Pick out all lines with the word "adjusted" from the records that follow.
>> START Task input
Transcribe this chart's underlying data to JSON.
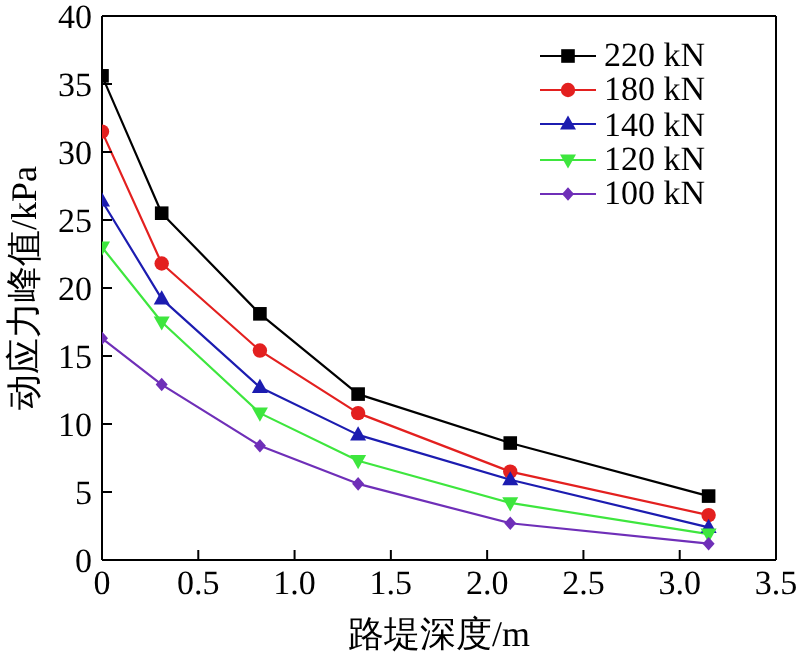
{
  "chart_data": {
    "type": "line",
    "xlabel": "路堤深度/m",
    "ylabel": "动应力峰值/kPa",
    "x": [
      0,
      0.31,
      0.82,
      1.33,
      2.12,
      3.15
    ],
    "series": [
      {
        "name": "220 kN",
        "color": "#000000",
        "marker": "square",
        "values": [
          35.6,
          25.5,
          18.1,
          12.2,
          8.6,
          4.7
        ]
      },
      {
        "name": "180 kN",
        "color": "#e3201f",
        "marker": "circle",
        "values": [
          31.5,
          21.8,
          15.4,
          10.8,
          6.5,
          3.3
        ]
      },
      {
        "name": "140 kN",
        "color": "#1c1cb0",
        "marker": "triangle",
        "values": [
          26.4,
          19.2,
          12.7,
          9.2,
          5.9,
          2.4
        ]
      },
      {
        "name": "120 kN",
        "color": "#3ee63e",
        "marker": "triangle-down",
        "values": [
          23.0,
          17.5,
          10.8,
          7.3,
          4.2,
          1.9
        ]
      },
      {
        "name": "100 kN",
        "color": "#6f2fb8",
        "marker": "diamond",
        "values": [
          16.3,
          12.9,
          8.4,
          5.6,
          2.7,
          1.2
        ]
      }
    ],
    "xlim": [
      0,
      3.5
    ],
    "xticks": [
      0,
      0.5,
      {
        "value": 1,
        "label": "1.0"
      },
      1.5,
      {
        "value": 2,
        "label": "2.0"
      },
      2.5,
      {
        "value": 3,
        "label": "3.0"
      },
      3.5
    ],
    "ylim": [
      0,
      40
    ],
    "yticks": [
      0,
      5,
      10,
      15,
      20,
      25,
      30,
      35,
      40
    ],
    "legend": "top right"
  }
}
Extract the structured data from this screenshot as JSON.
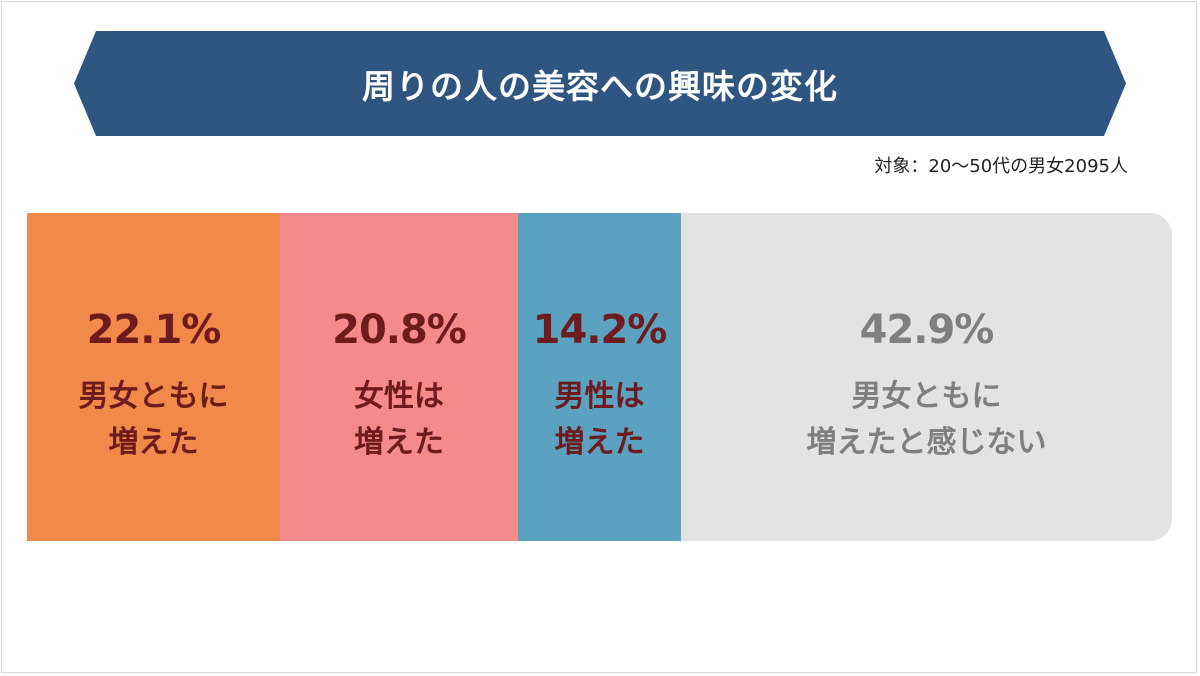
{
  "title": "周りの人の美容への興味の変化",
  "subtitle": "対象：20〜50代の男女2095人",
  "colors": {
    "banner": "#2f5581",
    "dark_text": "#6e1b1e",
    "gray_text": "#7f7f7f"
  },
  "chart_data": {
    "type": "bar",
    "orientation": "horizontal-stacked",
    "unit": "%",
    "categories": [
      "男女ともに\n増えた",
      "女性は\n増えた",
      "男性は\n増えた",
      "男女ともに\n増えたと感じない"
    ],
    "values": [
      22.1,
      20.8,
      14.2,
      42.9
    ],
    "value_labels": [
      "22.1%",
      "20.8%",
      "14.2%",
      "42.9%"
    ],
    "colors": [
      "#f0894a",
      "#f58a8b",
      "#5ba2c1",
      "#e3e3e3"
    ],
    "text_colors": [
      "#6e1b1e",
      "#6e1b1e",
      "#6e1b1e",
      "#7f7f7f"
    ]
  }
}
>> END Task input
>> START Task input
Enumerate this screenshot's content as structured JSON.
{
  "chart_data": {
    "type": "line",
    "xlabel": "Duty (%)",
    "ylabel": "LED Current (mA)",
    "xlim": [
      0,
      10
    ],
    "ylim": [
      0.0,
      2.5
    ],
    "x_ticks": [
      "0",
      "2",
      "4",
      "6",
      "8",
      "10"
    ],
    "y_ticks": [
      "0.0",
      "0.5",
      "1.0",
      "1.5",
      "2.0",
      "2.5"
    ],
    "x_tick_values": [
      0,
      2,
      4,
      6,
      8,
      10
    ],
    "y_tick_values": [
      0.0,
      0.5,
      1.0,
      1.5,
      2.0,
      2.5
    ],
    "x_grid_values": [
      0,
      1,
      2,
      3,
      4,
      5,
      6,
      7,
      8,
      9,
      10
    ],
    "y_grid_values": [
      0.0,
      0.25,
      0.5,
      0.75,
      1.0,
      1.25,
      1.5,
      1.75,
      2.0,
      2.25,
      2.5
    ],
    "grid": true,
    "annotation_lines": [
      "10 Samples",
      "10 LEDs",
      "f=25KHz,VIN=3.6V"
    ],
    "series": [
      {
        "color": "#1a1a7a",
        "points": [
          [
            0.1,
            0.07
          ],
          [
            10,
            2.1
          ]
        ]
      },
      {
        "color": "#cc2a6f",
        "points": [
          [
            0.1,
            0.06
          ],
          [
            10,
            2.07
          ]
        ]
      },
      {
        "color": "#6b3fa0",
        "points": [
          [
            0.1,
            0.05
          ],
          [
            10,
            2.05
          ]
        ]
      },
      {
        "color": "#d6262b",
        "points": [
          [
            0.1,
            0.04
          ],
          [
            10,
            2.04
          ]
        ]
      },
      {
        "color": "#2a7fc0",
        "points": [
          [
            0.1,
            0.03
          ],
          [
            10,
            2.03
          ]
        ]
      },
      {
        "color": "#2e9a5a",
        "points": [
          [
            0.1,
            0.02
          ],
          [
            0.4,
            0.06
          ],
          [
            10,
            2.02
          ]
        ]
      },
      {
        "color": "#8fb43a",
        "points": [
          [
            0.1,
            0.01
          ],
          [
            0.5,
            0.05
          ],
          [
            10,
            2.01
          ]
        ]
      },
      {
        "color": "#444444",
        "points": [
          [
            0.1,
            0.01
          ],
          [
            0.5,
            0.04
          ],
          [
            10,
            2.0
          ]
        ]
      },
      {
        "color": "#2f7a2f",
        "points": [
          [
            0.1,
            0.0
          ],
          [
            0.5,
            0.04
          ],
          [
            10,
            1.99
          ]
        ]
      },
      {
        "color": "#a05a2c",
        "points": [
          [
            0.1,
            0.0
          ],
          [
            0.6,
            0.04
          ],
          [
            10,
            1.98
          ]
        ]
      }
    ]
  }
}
>> END Task input
>> START Task input
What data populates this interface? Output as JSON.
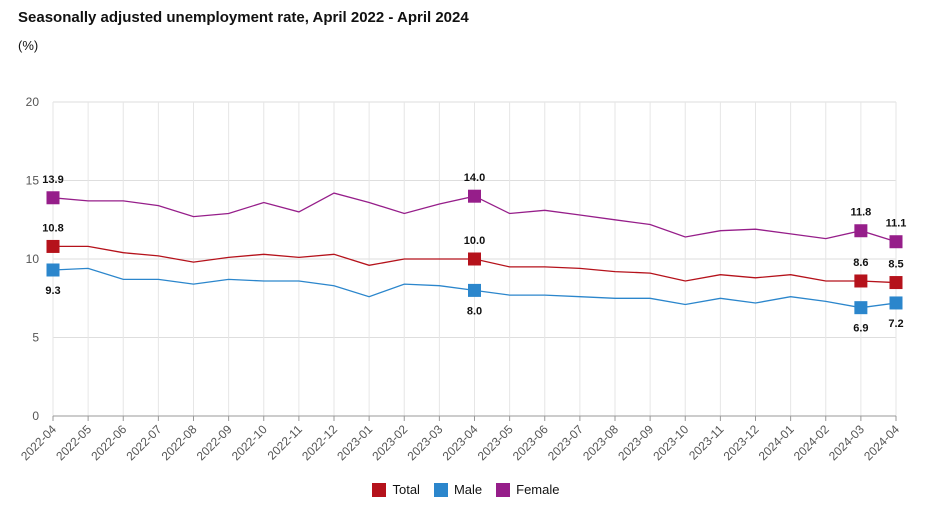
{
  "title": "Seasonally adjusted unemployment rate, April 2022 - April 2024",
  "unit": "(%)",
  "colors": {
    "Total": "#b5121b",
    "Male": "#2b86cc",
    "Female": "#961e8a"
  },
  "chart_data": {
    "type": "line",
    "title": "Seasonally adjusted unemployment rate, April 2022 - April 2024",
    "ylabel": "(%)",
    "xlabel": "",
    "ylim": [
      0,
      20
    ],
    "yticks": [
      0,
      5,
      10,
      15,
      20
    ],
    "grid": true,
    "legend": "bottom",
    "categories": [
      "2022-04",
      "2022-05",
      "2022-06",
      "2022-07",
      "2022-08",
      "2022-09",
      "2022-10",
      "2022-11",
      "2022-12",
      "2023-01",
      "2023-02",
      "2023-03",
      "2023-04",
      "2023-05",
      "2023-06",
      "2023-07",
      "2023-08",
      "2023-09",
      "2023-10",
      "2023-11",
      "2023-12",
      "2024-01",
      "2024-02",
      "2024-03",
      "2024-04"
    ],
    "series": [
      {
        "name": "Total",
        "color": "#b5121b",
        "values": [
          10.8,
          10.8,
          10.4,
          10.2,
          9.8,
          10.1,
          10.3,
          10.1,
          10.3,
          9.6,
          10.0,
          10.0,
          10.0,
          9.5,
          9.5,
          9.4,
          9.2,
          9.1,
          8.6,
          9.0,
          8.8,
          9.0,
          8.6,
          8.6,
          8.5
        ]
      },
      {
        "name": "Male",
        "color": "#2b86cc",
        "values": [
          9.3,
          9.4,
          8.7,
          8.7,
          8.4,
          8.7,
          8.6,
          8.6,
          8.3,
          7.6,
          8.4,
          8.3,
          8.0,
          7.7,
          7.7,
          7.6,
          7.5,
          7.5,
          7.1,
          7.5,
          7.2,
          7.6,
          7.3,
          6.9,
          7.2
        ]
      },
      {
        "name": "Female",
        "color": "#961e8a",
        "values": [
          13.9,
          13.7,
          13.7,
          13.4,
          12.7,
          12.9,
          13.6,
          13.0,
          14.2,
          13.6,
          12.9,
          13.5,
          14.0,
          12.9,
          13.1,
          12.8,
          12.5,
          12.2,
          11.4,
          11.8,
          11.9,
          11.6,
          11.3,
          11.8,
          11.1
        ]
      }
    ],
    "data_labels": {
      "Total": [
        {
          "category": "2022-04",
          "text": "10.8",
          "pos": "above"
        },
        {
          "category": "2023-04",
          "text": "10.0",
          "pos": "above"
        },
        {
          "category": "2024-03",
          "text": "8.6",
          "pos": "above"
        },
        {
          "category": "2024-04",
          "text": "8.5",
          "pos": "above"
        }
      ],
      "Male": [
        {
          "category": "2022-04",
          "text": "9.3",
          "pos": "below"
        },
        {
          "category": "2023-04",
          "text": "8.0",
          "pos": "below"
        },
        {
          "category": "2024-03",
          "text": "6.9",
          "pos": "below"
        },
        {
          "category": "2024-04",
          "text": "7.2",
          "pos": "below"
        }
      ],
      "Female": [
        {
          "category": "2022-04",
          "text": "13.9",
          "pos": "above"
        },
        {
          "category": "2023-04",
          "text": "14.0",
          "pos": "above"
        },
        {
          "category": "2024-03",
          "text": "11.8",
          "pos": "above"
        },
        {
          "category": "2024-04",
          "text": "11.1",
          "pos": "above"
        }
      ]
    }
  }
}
>> END Task input
**Answer to this problem**
  "title": "Seasonally adjusted unemployment rate, April 2022 - April 2024",
    "title": "Seasonally adjusted unemployment rate, April 2022 - April 2024",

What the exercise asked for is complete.